* START *

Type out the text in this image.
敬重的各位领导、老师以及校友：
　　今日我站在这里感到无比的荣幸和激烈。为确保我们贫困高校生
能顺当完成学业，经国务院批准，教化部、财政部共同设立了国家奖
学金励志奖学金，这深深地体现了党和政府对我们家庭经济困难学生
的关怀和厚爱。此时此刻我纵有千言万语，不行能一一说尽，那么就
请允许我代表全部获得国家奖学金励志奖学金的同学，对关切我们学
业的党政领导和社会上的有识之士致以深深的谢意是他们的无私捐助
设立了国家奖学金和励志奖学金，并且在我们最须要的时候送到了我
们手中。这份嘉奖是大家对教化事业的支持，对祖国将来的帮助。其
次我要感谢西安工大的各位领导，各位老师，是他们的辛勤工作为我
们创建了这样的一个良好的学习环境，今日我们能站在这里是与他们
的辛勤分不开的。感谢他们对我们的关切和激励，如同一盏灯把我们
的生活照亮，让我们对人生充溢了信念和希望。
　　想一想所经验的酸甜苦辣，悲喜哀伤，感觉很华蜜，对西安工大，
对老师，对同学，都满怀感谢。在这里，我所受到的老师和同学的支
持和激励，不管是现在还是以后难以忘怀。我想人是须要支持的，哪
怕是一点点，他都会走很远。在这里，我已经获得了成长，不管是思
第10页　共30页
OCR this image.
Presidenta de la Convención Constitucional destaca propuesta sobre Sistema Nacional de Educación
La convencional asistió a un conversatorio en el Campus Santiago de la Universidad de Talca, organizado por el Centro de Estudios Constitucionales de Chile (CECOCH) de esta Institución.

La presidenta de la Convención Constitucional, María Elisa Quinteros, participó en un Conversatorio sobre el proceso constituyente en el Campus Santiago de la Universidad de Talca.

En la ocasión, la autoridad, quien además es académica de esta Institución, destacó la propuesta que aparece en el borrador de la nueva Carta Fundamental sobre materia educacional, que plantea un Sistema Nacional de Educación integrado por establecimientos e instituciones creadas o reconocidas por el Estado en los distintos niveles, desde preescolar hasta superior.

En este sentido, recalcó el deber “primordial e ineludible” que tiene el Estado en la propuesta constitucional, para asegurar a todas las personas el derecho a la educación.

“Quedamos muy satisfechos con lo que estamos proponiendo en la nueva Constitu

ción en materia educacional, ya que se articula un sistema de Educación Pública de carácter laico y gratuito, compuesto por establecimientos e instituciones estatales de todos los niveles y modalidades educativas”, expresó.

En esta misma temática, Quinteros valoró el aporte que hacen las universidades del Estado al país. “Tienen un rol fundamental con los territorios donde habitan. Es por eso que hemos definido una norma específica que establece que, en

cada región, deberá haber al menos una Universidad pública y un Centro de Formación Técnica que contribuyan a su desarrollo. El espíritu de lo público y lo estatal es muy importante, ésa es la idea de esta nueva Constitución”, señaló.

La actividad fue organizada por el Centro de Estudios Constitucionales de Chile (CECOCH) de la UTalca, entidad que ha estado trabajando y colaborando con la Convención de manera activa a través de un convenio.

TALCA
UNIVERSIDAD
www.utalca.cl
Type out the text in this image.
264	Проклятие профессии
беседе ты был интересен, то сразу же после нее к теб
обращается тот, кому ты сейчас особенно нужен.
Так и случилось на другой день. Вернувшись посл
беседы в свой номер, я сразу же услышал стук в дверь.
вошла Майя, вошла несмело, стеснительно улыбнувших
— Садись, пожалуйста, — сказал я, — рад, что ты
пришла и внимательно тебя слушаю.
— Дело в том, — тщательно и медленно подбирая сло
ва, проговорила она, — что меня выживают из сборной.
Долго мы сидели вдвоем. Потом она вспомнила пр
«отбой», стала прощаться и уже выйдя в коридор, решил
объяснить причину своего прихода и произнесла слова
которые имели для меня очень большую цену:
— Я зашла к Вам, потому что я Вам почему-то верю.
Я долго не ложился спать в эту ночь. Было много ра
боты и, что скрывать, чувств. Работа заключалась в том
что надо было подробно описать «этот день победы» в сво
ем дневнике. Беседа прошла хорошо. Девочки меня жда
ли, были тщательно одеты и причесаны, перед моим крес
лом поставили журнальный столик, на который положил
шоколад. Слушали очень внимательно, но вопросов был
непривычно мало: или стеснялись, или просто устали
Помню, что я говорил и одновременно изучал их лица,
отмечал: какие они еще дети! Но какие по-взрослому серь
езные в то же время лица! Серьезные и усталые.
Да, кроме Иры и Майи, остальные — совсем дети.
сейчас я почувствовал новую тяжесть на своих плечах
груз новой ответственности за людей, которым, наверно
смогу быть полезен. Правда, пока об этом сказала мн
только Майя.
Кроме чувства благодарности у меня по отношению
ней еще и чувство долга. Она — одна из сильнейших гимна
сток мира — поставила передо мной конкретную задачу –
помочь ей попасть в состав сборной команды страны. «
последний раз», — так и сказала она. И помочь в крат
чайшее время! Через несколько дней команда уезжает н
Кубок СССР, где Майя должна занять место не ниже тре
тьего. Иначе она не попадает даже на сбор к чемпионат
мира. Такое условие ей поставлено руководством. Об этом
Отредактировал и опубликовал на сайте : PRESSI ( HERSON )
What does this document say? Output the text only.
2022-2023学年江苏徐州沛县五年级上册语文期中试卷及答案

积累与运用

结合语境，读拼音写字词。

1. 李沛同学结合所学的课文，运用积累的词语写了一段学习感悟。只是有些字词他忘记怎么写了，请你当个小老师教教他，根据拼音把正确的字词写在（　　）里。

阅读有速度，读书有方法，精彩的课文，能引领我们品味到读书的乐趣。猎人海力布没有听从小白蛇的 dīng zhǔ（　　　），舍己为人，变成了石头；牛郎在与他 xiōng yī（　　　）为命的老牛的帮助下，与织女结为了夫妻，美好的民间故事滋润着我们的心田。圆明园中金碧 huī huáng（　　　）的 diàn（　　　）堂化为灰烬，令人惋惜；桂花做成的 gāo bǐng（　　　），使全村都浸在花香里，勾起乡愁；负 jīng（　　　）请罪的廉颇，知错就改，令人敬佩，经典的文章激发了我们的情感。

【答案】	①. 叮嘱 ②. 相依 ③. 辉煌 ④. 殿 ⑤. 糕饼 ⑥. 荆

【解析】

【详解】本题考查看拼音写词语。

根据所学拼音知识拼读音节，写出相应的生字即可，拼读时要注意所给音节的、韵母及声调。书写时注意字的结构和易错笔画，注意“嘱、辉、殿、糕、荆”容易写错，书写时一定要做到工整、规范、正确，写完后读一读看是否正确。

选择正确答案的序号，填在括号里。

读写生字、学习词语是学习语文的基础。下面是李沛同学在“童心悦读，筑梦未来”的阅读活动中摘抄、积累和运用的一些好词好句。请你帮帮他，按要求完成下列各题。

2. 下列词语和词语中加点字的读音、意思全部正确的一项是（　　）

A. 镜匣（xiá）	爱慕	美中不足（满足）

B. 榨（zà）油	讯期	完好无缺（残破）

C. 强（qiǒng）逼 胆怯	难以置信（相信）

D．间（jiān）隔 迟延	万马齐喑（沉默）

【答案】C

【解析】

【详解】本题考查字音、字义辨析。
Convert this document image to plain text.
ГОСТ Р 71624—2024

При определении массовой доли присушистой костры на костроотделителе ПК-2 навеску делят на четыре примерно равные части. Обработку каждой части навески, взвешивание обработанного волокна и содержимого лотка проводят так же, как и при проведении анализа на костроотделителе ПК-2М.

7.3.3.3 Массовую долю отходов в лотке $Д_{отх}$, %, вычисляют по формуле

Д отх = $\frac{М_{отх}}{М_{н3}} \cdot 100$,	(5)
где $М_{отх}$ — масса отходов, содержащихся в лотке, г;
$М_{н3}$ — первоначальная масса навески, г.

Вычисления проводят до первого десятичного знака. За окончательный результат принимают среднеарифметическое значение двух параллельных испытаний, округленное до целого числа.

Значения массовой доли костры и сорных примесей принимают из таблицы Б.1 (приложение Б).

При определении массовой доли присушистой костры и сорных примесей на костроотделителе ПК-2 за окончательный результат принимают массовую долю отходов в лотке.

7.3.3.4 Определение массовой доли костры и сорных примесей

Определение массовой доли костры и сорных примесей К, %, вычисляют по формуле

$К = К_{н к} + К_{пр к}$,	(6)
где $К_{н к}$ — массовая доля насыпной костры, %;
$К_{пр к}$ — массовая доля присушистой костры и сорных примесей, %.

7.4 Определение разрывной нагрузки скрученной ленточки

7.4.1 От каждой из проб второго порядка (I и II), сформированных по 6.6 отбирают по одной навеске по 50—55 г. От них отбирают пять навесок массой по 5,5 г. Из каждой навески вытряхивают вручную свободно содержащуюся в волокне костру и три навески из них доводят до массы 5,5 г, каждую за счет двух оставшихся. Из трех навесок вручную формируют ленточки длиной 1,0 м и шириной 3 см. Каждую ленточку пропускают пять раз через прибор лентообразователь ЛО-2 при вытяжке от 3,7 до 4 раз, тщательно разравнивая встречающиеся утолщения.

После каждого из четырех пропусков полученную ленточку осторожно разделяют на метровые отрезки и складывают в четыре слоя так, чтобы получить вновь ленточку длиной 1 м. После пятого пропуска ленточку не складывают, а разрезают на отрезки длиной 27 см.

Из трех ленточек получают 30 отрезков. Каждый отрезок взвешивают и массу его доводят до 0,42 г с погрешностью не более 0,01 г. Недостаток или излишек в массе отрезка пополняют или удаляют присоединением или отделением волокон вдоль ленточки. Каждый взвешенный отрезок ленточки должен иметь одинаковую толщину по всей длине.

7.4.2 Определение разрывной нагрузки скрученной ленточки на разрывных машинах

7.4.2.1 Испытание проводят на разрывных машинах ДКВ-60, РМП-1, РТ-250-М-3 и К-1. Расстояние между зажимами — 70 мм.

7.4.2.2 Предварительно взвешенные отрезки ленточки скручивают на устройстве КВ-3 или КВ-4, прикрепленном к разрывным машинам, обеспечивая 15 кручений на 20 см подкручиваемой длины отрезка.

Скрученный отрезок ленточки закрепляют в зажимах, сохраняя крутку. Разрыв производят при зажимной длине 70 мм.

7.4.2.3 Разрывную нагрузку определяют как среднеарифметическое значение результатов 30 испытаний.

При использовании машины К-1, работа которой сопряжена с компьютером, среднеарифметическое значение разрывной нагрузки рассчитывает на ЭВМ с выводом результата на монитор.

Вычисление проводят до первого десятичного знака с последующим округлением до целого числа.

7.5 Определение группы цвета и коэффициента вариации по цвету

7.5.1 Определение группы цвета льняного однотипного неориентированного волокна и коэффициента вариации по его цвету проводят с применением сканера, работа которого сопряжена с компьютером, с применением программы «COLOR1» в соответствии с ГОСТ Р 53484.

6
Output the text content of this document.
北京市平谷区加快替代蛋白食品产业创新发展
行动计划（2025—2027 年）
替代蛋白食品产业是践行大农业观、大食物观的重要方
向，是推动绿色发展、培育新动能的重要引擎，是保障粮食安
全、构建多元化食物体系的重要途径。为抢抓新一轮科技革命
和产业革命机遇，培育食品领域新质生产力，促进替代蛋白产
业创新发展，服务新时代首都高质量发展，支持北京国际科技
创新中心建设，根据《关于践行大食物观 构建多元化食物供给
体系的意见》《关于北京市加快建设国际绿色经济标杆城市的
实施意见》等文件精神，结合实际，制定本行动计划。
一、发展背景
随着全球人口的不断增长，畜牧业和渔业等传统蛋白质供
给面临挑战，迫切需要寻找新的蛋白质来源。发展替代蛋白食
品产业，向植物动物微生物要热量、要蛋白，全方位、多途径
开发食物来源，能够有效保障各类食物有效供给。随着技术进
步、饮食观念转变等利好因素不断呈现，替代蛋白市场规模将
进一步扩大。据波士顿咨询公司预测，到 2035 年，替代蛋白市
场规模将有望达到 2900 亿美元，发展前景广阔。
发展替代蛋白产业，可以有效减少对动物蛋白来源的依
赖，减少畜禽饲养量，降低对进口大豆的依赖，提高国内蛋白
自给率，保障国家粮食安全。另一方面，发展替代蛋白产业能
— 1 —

* END *

INSTRUCTION ▸
Give the lines from the one containing "Output the text content of this document." through the end of the entries again, exactly as written and with no other lines.

WRITTEN SOLUTION ▸
Output the text content of this document.
北京市平谷区加快替代蛋白食品产业创新发展
行动计划（2025—2027 年）
替代蛋白食品产业是践行大农业观、大食物观的重要方
向，是推动绿色发展、培育新动能的重要引擎，是保障粮食安
全、构建多元化食物体系的重要途径。为抢抓新一轮科技革命
和产业革命机遇，培育食品领域新质生产力，促进替代蛋白产
业创新发展，服务新时代首都高质量发展，支持北京国际科技
创新中心建设，根据《关于践行大食物观 构建多元化食物供给
体系的意见》《关于北京市加快建设国际绿色经济标杆城市的
实施意见》等文件精神，结合实际，制定本行动计划。
一、发展背景
随着全球人口的不断增长，畜牧业和渔业等传统蛋白质供
给面临挑战，迫切需要寻找新的蛋白质来源。发展替代蛋白食
品产业，向植物动物微生物要热量、要蛋白，全方位、多途径
开发食物来源，能够有效保障各类食物有效供给。随着技术进
步、饮食观念转变等利好因素不断呈现，替代蛋白市场规模将
进一步扩大。据波士顿咨询公司预测，到 2035 年，替代蛋白市
场规模将有望达到 2900 亿美元，发展前景广阔。
发展替代蛋白产业，可以有效减少对动物蛋白来源的依
赖，减少畜禽饲养量，降低对进口大豆的依赖，提高国内蛋白
自给率，保障国家粮食安全。另一方面，发展替代蛋白产业能
— 1 —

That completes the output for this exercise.